EXTRACT PROVIDED:

------------------------------------

Re: Reviewing freeze map code

From: Masahiko Sawada <sawada(dot)mshk(at)gmail(dot)com>
To: Amit Kapila <amit(dot)kapila16(at)gmail(dot)com>
Cc: Andres Freund <andres(at)anarazel(dot)de>, Alvaro Herrera <alvherre(at)2ndquadrant(dot)com>, Robert Haas <robertmhaas(at)gmail(dot)com>, Thomas Munro <thomas(dot)munro(at)enterprisedb(dot)com>, Stephen Frost <sfrost(at)snowman(dot)net>, Michael Paquier <michael(dot)paquier(at)gmail(dot)com>, "pgsql-hackers(at)postgresql(dot)org" <pgsql-hackers(at)postgresql(dot)org>
Subject: Re: Reviewing freeze map code
Date: 2016-07-11 14:51:05
Message-ID: CAD21AoAqXDbR0TwK42YLJsujK9HqA=pT9O_yRWmyq5WiW9GoaQ@mail.gmail.com
Views: Raw Message | Whole Thread | Download mbox | Resend email
Thread:
Lists: pgsql-hackers

On Fri, Jul 8, 2016 at 10:24 PM, Amit Kapila <amit(dot)kapila16(at)gmail(dot)com> wrote:
> On Thu, Jul 7, 2016 at 12:34 PM, Masahiko Sawada <sawada(dot)mshk(at)gmail(dot)com> wrote:
>> Than you for reviewing!
>>
>> On Thu, Jul 7, 2016 at 7:06 AM, Andres Freund <andres(at)anarazel(dot)de> wrote:
>>> On 2016-07-05 23:37:59 +0900, Masahiko Sawada wrote:
>>>> diff --git a/src/backend/access/heap/heapam.c b/src/backend/access/heap/heapam.c
>>>> index 57da57a..fd66527 100644
>>>> --- a/src/backend/access/heap/heapam.c
>>>> +++ b/src/backend/access/heap/heapam.c
>>>> @@ -3923,6 +3923,17 @@ l2:
>>>>
>>>> if (need_toast || newtupsize > pagefree)
>>>> {
>>>> + /*
>>>> + * To prevent data corruption due to updating old tuple by
>>>> + * other backends after released buffer
>>>
>>> That's not really the reason, is it? The prime problem is crash safety /
>>> replication. The row-lock we're faking (by setting xmax to our xid),
>>> prevents concurrent updates until this backend died.
>>
>> Fixed.

------------------------------------

INSTRUCTIONS FOR THE TASK: Extend the mailing-list reply on reviewing freeze map code, starting right after its final line.

Region and label listings
------------------------------------

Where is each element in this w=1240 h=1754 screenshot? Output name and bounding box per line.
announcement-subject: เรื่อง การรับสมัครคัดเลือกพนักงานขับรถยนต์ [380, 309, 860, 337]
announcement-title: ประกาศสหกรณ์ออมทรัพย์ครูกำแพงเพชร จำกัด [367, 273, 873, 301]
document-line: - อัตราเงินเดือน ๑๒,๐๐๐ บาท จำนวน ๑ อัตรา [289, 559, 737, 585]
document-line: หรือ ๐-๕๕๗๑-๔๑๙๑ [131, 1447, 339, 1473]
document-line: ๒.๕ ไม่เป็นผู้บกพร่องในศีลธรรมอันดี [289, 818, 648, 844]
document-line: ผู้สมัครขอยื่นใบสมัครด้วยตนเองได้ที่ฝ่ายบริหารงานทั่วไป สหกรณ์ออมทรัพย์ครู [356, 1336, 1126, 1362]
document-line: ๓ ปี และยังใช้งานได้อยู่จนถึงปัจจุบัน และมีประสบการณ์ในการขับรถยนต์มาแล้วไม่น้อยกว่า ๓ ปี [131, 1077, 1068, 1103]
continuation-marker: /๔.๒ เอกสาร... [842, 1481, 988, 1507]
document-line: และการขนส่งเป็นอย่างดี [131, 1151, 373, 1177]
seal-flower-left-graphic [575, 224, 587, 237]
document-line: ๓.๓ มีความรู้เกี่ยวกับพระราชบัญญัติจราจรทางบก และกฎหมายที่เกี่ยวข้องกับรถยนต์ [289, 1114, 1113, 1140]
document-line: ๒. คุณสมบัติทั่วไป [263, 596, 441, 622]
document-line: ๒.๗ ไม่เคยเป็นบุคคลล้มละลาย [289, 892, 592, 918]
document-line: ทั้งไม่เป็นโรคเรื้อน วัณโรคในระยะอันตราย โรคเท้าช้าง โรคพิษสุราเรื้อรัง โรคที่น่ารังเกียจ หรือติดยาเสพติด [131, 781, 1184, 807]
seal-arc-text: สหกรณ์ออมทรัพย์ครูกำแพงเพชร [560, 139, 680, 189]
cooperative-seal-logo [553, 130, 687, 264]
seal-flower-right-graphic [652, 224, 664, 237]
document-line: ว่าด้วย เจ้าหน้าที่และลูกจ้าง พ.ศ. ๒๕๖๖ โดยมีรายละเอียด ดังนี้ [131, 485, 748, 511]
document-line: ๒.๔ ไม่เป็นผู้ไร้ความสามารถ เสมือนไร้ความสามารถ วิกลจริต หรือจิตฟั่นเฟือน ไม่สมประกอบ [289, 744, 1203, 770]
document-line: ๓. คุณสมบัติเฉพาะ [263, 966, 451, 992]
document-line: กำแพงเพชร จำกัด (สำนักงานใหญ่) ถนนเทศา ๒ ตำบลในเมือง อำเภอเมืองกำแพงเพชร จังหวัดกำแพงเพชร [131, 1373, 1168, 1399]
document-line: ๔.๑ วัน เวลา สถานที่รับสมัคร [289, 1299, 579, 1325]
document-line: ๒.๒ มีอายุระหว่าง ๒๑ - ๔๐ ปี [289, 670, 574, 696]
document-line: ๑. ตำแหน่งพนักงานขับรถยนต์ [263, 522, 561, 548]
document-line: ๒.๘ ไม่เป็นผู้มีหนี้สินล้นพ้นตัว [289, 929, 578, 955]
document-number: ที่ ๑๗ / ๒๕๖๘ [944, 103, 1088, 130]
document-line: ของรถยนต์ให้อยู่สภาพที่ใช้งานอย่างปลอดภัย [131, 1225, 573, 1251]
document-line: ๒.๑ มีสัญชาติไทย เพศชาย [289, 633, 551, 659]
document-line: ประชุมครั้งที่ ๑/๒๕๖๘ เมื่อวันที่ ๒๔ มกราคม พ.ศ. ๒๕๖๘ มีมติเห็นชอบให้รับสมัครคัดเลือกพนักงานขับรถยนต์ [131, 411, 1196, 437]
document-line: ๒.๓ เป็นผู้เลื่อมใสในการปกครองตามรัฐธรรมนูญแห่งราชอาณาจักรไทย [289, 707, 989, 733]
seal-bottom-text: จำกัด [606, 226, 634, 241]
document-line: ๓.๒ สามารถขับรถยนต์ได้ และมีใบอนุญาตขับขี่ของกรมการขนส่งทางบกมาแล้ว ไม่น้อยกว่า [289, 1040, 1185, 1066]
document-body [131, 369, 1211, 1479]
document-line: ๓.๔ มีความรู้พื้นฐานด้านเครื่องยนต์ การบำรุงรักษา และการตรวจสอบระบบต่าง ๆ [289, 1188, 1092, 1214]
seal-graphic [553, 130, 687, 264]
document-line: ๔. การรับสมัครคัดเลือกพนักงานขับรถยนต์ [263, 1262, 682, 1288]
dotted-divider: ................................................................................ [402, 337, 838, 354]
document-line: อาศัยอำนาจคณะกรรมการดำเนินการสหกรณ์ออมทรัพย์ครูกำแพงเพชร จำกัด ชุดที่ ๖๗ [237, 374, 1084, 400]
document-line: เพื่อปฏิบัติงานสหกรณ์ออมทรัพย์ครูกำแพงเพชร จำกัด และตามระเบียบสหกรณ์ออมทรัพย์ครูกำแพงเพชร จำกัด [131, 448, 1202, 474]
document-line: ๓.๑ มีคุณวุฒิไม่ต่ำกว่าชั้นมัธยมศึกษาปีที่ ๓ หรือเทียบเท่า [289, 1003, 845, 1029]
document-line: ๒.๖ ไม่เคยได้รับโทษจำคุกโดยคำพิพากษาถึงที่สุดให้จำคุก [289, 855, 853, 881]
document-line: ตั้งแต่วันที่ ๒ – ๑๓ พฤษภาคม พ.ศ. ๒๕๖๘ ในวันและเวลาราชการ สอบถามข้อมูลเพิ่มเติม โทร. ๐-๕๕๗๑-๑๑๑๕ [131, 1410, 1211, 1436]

------------------------------------

RESULT:
>>
>>>> , we need to emit that
>>>> + * xmax of old tuple is set and clear visibility map bits if
>>>> + * needed before releasing buffer. We can reuse xl_heap_lock
>>>> + * for this purpose. It should be fine even if we crash midway
>>>> + * from this section and the actual updating one later, since
>>>> + * the xmax will appear to come from an aborted xid.
>>>> + */
>>>> + START_CRIT_SECTION();
>>>> +
>>>> /* Clear obsolete visibility flags ... */
>>>> oldtup.t_data->t_infomask &= ~(HEAP_XMAX_BITS | HEAP_MOVED);
>>>> oldtup.t_data->t_infomask2 &= ~HEAP_KEYS_UPDATED;
>>>> @@ -3936,6 +3947,46 @@ l2:
>>>> /* temporarily make it look not-updated */
>>>> oldtup.t_data->t_ctid = oldtup.t_self;
>>>> already_marked = true;
>>>> +
>>>> + /* Clear PD_ALL_VISIBLE flags */
>>>> + if (PageIsAllVisible(BufferGetPage(buffer)))
>>>> + {
>>>> + all_visible_cleared = true;
>>>> + PageClearAllVisible(BufferGetPage(buffer));
>>>> + visibilitymap_clear(relation, BufferGetBlockNumber(buffer),
>>>> + vmbuffer);
>>>> + }
>>>> +
>>>> + MarkBufferDirty(buffer);
>>>> +
>>>> + if (RelationNeedsWAL(relation))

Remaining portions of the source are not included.